- Written exercise -
Rewrite each of the records below as a JSON list of strings, with one string per line and no blank lines. Leave the pictures out of your answer.

(Data records)
○ ○ ○ ○

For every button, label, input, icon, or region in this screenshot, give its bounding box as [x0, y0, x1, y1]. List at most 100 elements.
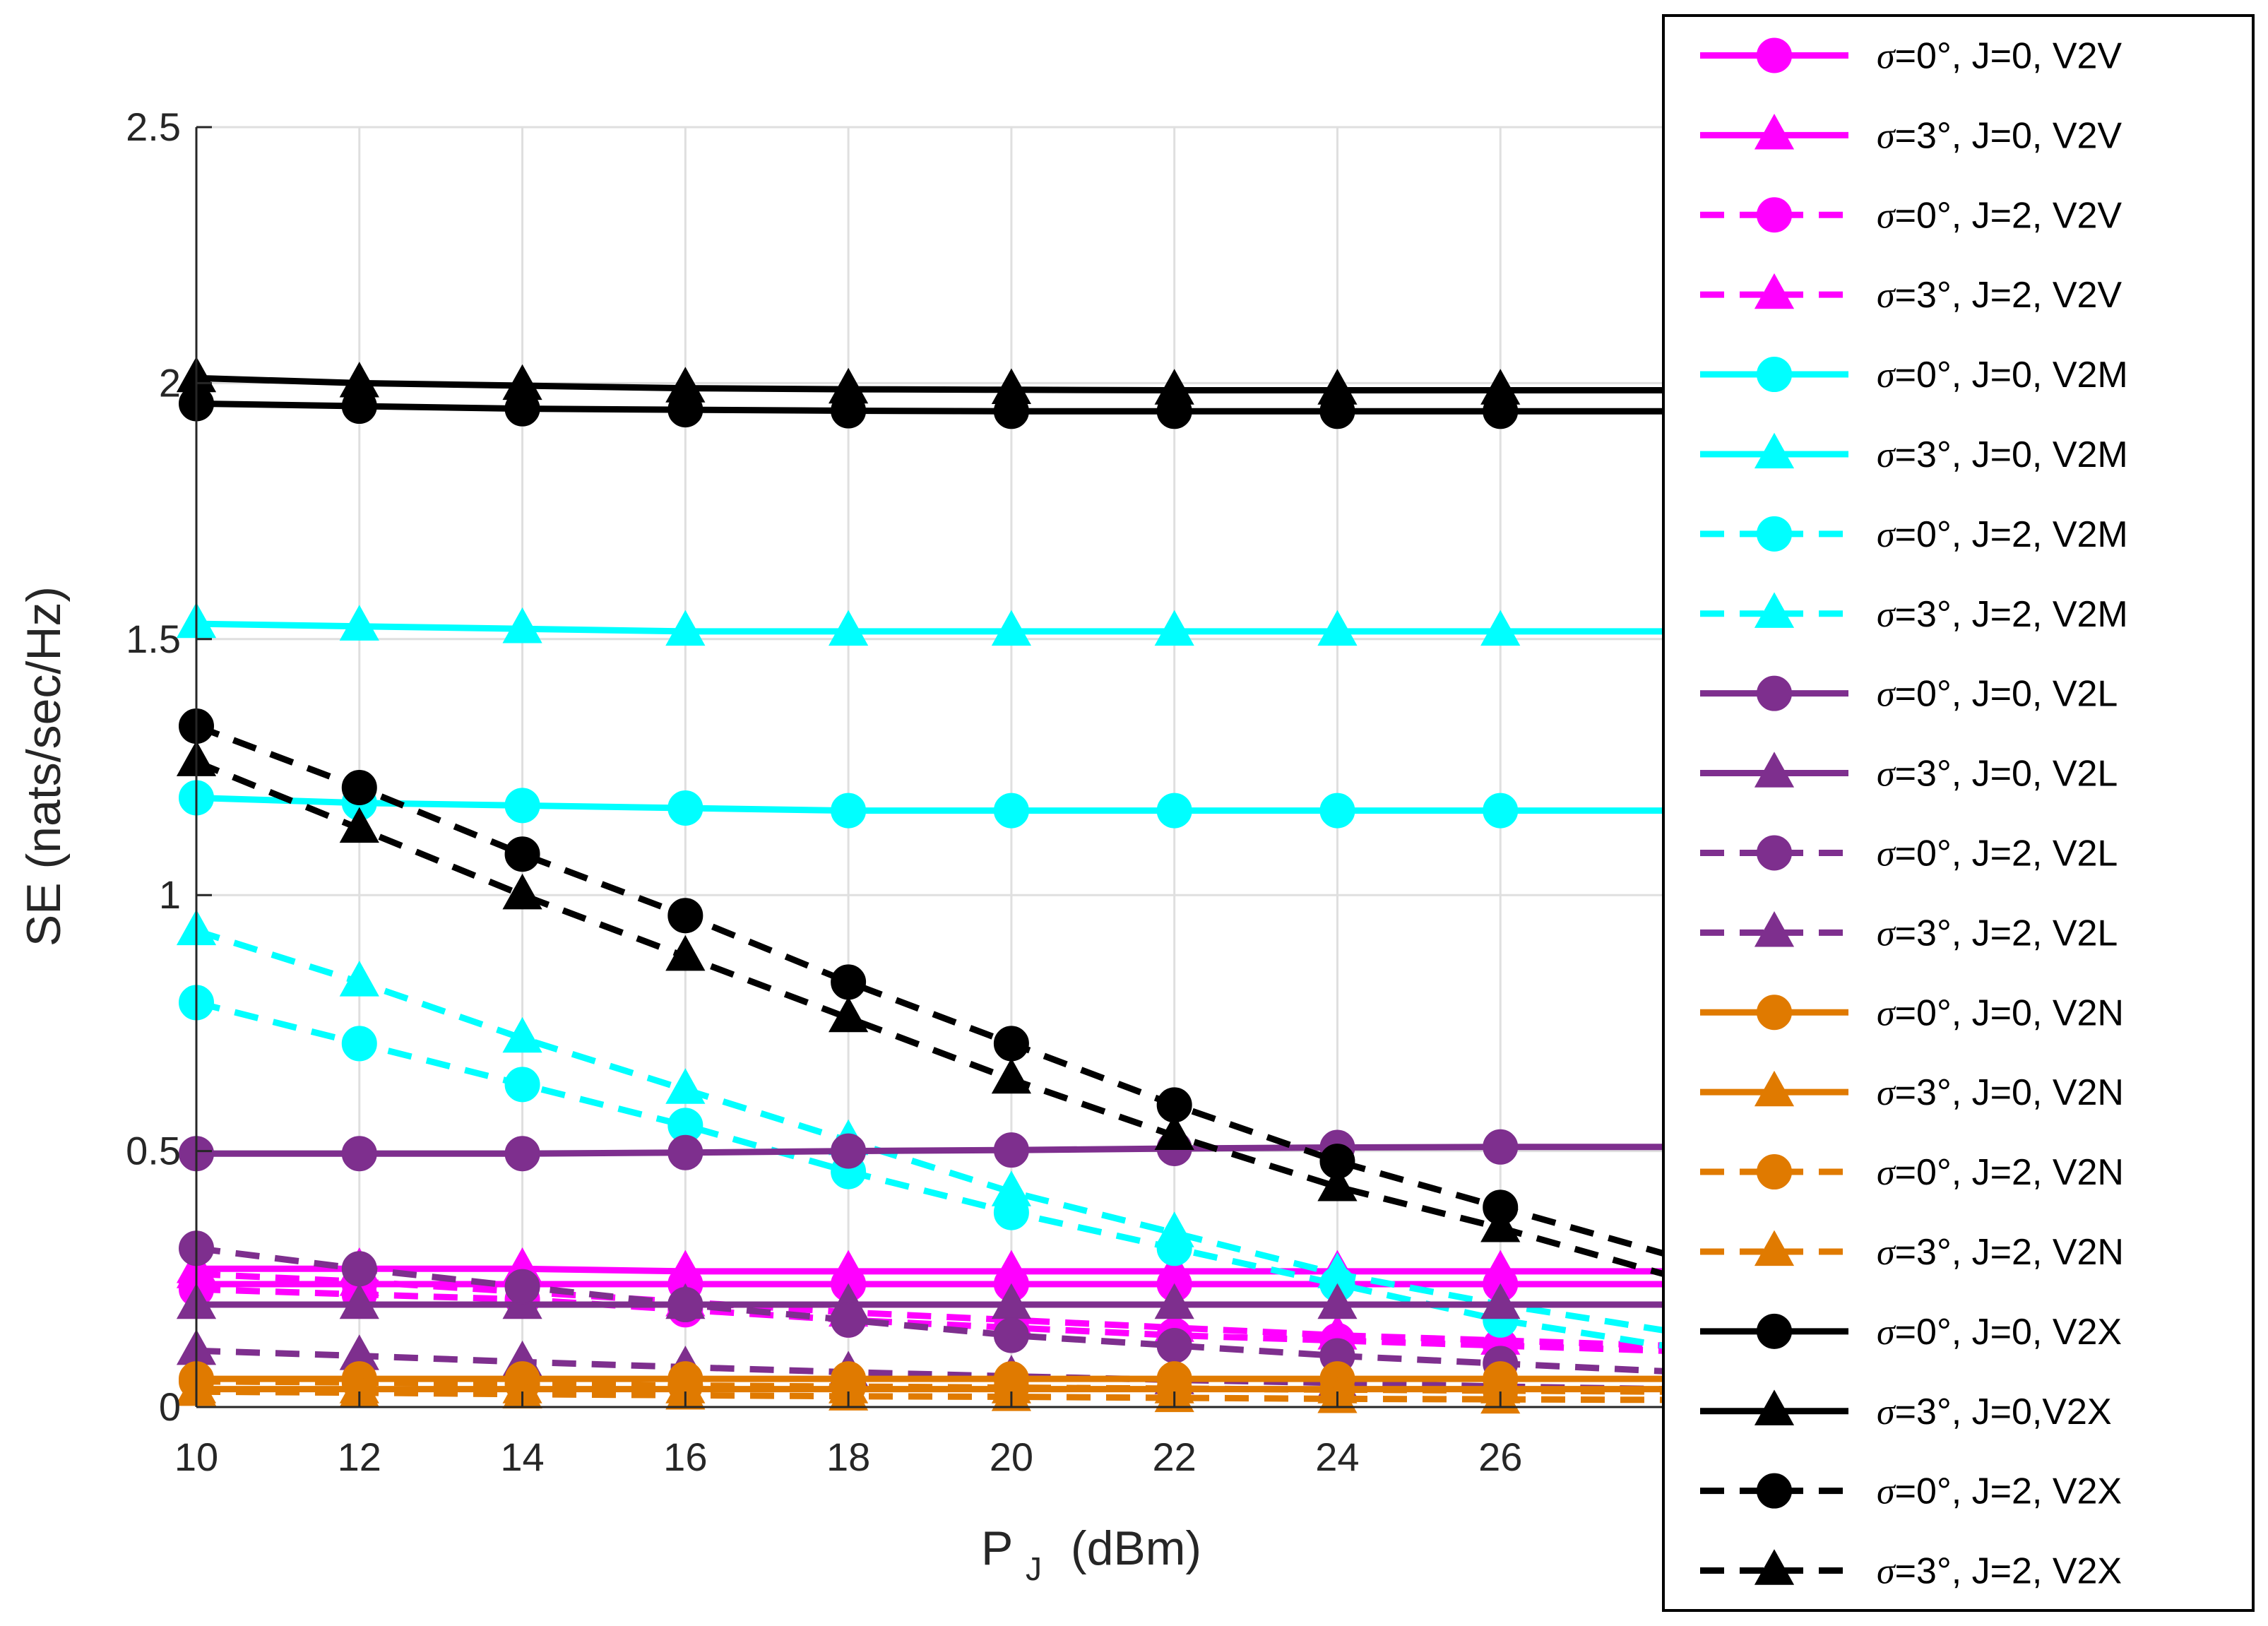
data-point: [665, 1068, 706, 1104]
data-point: [341, 1136, 377, 1172]
legend-label-text: =0°, J=0, V2N: [1895, 992, 2124, 1033]
legend-marker-sample: [1754, 1070, 1795, 1107]
legend-entry: σ=3°, J=2, V2X: [1700, 1549, 2122, 1592]
data-point: [339, 961, 379, 997]
legend-label-text: =0°, J=2, V2N: [1895, 1152, 2124, 1193]
data-point: [502, 607, 542, 643]
series-group: [176, 602, 1663, 646]
legend-marker-sample: [1757, 197, 1792, 233]
legend-label: σ=0°, J=2, V2V: [1877, 195, 2122, 236]
legend-label-text: =3°, J=0,V2X: [1895, 1391, 2112, 1432]
data-point: [1483, 793, 1519, 829]
series-line: [196, 1245, 1663, 1375]
legend-label-sigma: σ: [1877, 355, 1896, 396]
series-line: [196, 1347, 1663, 1393]
x-axis-label: P J (dBm): [981, 1521, 1201, 1591]
data-point: [502, 873, 542, 910]
x-tick-label: 20: [990, 1435, 1033, 1479]
legend-label: σ=0°, J=2, V2L: [1877, 833, 2118, 874]
data-point: [341, 1251, 377, 1287]
legend-entry: σ=3°, J=2, V2N: [1700, 1230, 2124, 1273]
legend-label-sigma: σ: [1877, 515, 1896, 555]
data-point: [667, 898, 703, 934]
legend-entry: σ=0°, J=2, V2X: [1700, 1471, 2122, 1512]
legend-label-sigma: σ: [1877, 1392, 1896, 1432]
legend-label-sigma: σ: [1877, 675, 1896, 715]
legend-marker-sample: [1757, 675, 1792, 711]
legend-marker-sample: [1754, 1549, 1795, 1585]
legend-marker-sample: [1754, 1389, 1795, 1425]
legend-marker-sample: [1757, 37, 1792, 73]
legend-marker-sample: [1754, 752, 1795, 788]
legend-label: σ=3°, J=2, V2L: [1877, 913, 2118, 954]
legend-label-sigma: σ: [1877, 435, 1896, 475]
legend-label-text: =3°, J=0, V2M: [1895, 434, 2128, 475]
legend-marker-sample: [1757, 1154, 1792, 1190]
x-tick-label: 10: [174, 1435, 218, 1479]
legend-entry: σ=0°, J=0, V2M: [1700, 355, 2128, 396]
data-point: [993, 793, 1029, 829]
data-point: [341, 769, 377, 805]
x-tick-label: 14: [500, 1435, 544, 1479]
legend-label: σ=3°, J=2, V2M: [1877, 594, 2128, 635]
legend-marker-sample: [1754, 911, 1795, 947]
legend-label-sigma: σ: [1877, 833, 1896, 874]
legend-entry: σ=0°, J=0, V2N: [1700, 992, 2124, 1033]
x-tick-label: 16: [663, 1435, 707, 1479]
data-point: [504, 788, 540, 824]
legend-entry: σ=0°, J=2, V2M: [1700, 514, 2128, 555]
legend-entry: σ=3°, J=0, V2L: [1700, 752, 2118, 795]
legend-label: σ=0°, J=2, V2M: [1877, 514, 2128, 555]
series-clip-group: [176, 356, 1663, 1414]
data-point: [1480, 1283, 1521, 1319]
y-tick-label: 0.5: [126, 1129, 181, 1173]
legend-label: σ=0°, J=0, V2M: [1877, 355, 2128, 396]
legend-entry: σ=0°, J=2, V2V: [1700, 195, 2122, 236]
data-point: [991, 1170, 1031, 1206]
data-point: [504, 1269, 540, 1305]
series-line: [195, 927, 1663, 1334]
y-tick-label: 0: [159, 1384, 181, 1429]
legend-label-sigma: σ: [1877, 595, 1896, 635]
legend-label: σ=3°, J=0, V2N: [1877, 1072, 2124, 1113]
legend-entry: σ=0°, J=2, V2N: [1700, 1152, 2124, 1193]
series-group: [176, 356, 1663, 405]
data-point: [1154, 610, 1194, 646]
series-layer: [176, 356, 1663, 1414]
legend-label-sigma: σ: [1877, 754, 1896, 795]
legend-label-text: =3°, J=0, V2V: [1895, 115, 2122, 156]
legend-entry: σ=3°, J=2, V2M: [1700, 592, 2128, 635]
legend-entry: σ=0°, J=0, V2X: [1700, 1312, 2122, 1353]
data-point: [993, 1026, 1029, 1062]
legend-label-text: =0°, J=2, V2M: [1895, 514, 2128, 555]
legend-label-sigma: σ: [1877, 1472, 1896, 1512]
legend-label-text: =0°, J=0, V2L: [1895, 674, 2118, 715]
data-point: [831, 964, 867, 1000]
legend-label: σ=3°, J=0, V2L: [1877, 754, 2118, 795]
data-point: [339, 362, 379, 398]
data-point: [665, 610, 706, 646]
legend-entry: σ=3°, J=0, V2N: [1700, 1070, 2124, 1113]
legend-label-sigma: σ: [1877, 36, 1896, 76]
series-group: [179, 780, 1663, 829]
legend-label-sigma: σ: [1877, 196, 1896, 236]
legend-label: σ=0°, J=2, V2X: [1877, 1471, 2122, 1512]
legend-label: σ=3°, J=0, V2V: [1877, 115, 2122, 156]
legend-marker-sample: [1757, 995, 1792, 1031]
data-point: [1480, 369, 1521, 405]
legend-label: σ=3°, J=0,V2X: [1877, 1391, 2112, 1432]
x-axis-label-unit: (dBm): [1071, 1521, 1201, 1575]
legend-entry: σ=0°, J=2, V2L: [1700, 833, 2118, 874]
data-point: [504, 1067, 540, 1103]
data-point: [1480, 610, 1521, 646]
series-group: [176, 740, 1663, 1277]
legend-entry: σ=3°, J=2, V2L: [1700, 911, 2118, 954]
series-line: [196, 374, 1663, 393]
legend-label-text: =0°, J=0, V2X: [1895, 1312, 2122, 1353]
data-point: [339, 807, 379, 843]
series-line: [196, 1265, 1663, 1275]
y-tick-label: 1.5: [126, 617, 181, 661]
data-point: [667, 1287, 703, 1323]
data-point: [1317, 369, 1358, 405]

○ ○ ○ ○

- Expected output -
[
  "For every button, label, input, icon, or region in this screenshot, give its bounding box as [x0, y0, x1, y1]. List at most 100 elements.",
  "data-point: [665, 1068, 706, 1104]",
  "data-point: [341, 1136, 377, 1172]",
  "legend-label-text: =0°, J=0, V2N: [1895, 992, 2124, 1033]",
  "legend-marker-sample: [1754, 1070, 1795, 1107]",
  "legend-entry: σ=3°, J=2, V2X: [1700, 1549, 2122, 1592]",
  "data-point: [339, 961, 379, 997]",
  "legend-label-text: =0°, J=2, V2N: [1895, 1152, 2124, 1193]",
  "data-point: [502, 607, 542, 643]",
  "series-group: [176, 602, 1663, 646]",
  "legend-marker-sample: [1757, 197, 1792, 233]",
  "legend-label: σ=0°, J=2, V2V: [1877, 195, 2122, 236]",
  "legend-label-text: =3°, J=0,V2X: [1895, 1391, 2112, 1432]",
  "data-point: [1483, 793, 1519, 829]",
  "series-line: [196, 1245, 1663, 1375]",
  "legend-label-sigma: σ: [1877, 355, 1896, 396]",
  "series-line: [196, 1347, 1663, 1393]",
  "x-axis-label: P J (dBm): [981, 1521, 1201, 1591]",
  "data-point: [502, 873, 542, 910]",
  "x-tick-label: 20: [990, 1435, 1033, 1479]",
  "legend-label: σ=0°, J=2, V2L: [1877, 833, 2118, 874]",
  "data-point: [341, 1251, 377, 1287]",
  "legend-entry: σ=3°, J=2, V2N: [1700, 1230, 2124, 1273]",
  "legend-label-sigma: σ: [1877, 515, 1896, 555]",
  "data-point: [667, 898, 703, 934]",
  "legend-entry: σ=0°, J=2, V2X: [1700, 1471, 2122, 1512]",
  "legend-label-sigma: σ: [1877, 1392, 1896, 1432]",
  "legend-label-sigma: σ: [1877, 675, 1896, 715]",
  "legend-marker-sample: [1757, 675, 1792, 711]",
  "legend-marker-sample: [1754, 1549, 1795, 1585]",
  "legend-marker-sample: [1754, 1389, 1795, 1425]",
  "legend-marker-sample: [1757, 37, 1792, 73]",
  "legend-marker-sample: [1754, 752, 1795, 788]",
  "legend-label: σ=3°, J=2, V2L: [1877, 913, 2118, 954]",
  "legend-label-sigma: σ: [1877, 435, 1896, 475]",
  "legend-label-text: =3°, J=0, V2M: [1895, 434, 2128, 475]",
  "legend-marker-sample: [1757, 1154, 1792, 1190]",
  "x-tick-label: 10: [174, 1435, 218, 1479]",
  "legend-entry: σ=0°, J=0, V2M: [1700, 355, 2128, 396]",
  "data-point: [993, 793, 1029, 829]",
  "data-point: [341, 769, 377, 805]",
  "x-tick-label: 14: [500, 1435, 544, 1479]",
  "legend-label: σ=3°, J=2, V2M: [1877, 594, 2128, 635]",
  "legend-marker-sample: [1754, 911, 1795, 947]",
  "legend-label-sigma: σ: [1877, 833, 1896, 874]",
  "legend-entry: σ=0°, J=0, V2N: [1700, 992, 2124, 1033]",
  "x-tick-label: 16: [663, 1435, 707, 1479]",
  "data-point: [504, 788, 540, 824]",
  "legend-entry: σ=0°, J=2, V2M: [1700, 514, 2128, 555]",
  "legend-entry: σ=3°, J=0, V2L: [1700, 752, 2118, 795]",
  "legend-label: σ=0°, J=2, V2M: [1877, 514, 2128, 555]",
  "series-clip-group: [176, 356, 1663, 1414]",
  "data-point: [1480, 1283, 1521, 1319]",
  "y-tick-label: 0.5: [126, 1129, 181, 1173]",
  "legend-label: σ=0°, J=0, V2M: [1877, 355, 2128, 396]",
  "legend-entry: σ=0°, J=2, V2V: [1700, 195, 2122, 236]",
  "data-point: [991, 1170, 1031, 1206]",
  "data-point: [504, 1269, 540, 1305]",
  "series-line: [195, 927, 1663, 1334]",
  "y-tick-label: 0: [159, 1384, 181, 1429]",
  "legend-label-sigma: σ: [1877, 595, 1896, 635]",
  "legend-label: σ=3°, J=0, V2N: [1877, 1072, 2124, 1113]",
  "legend-entry: σ=0°, J=2, V2N: [1700, 1152, 2124, 1193]",
  "series-group: [176, 356, 1663, 405]",
  "data-point: [1154, 610, 1194, 646]",
  "series-layer: [176, 356, 1663, 1414]",
  "legend-label-sigma: σ: [1877, 754, 1896, 795]",
  "legend-label-text: =3°, J=0, V2V: [1895, 115, 2122, 156]",
  "legend-entry: σ=3°, J=2, V2M: [1700, 592, 2128, 635]",
  "legend-entry: σ=0°, J=0, V2X: [1700, 1312, 2122, 1353]",
  "data-point: [993, 1026, 1029, 1062]",
  "legend-label-text: =0°, J=2, V2M: [1895, 514, 2128, 555]",
  "legend-label-sigma: σ: [1877, 1472, 1896, 1512]",
  "legend-label-text: =0°, J=0, V2L: [1895, 674, 2118, 715]",
  "data-point: [831, 964, 867, 1000]",
  "legend-label: σ=3°, J=0, V2L: [1877, 754, 2118, 795]",
  "data-point: [339, 362, 379, 398]",
  "data-point: [665, 610, 706, 646]",
  "legend-entry: σ=3°, J=0, V2N: [1700, 1070, 2124, 1113]",
  "legend-label-sigma: σ: [1877, 36, 1896, 76]",
  "series-group: [179, 780, 1663, 829]",
  "legend-label-sigma: σ: [1877, 196, 1896, 236]",
  "legend-label: σ=0°, J=2, V2X: [1877, 1471, 2122, 1512]",
  "legend-label: σ=3°, J=0, V2V: [1877, 115, 2122, 156]",
  "legend-marker-sample: [1757, 995, 1792, 1031]",
  "data-point: [1480, 369, 1521, 405]",
  "legend-label: σ=3°, J=0,V2X: [1877, 1391, 2112, 1432]",
  "x-axis-label-unit: (dBm): [1071, 1521, 1201, 1575]",
  "legend-entry: σ=0°, J=2, V2L: [1700, 833, 2118, 874]",
  "data-point: [504, 1067, 540, 1103]",
  "data-point: [1480, 610, 1521, 646]",
  "series-group: [176, 740, 1663, 1277]",
  "legend-entry: σ=3°, J=2, V2L: [1700, 911, 2118, 954]",
  "series-line: [196, 374, 1663, 393]",
  "legend-label-text: =0°, J=0, V2X: [1895, 1312, 2122, 1353]",
  "data-point: [339, 807, 379, 843]",
  "series-line: [196, 1265, 1663, 1275]",
  "y-tick-label: 1.5: [126, 617, 181, 661]",
  "data-point: [667, 1287, 703, 1323]",
  "data-point: [1317, 369, 1358, 405]"
]